■ **WHAT THE TASK REQUIRES**: Only the number is wanted: count the lines that contain "Strength".
----
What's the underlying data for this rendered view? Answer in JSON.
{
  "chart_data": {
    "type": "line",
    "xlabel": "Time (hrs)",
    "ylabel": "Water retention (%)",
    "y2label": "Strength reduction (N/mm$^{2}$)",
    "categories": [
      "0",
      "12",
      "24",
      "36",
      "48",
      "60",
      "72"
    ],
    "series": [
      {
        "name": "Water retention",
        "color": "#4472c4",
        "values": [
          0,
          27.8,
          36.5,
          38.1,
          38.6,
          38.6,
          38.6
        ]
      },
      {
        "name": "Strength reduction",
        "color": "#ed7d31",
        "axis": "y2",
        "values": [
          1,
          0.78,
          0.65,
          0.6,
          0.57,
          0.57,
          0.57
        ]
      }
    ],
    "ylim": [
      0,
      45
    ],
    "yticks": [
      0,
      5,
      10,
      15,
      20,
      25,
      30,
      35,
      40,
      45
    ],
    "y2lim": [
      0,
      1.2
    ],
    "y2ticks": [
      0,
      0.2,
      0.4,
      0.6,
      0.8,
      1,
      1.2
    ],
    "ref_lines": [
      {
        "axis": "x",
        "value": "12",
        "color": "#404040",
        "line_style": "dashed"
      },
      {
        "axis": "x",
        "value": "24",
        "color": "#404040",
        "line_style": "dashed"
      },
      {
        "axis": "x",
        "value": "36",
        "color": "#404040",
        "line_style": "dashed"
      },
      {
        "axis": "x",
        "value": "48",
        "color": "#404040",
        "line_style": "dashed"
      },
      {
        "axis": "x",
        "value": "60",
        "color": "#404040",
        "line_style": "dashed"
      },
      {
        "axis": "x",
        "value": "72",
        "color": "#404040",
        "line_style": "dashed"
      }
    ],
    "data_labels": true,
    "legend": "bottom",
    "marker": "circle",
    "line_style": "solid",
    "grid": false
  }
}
----
■ **OUTPUT OF THE EXERCISE**: 2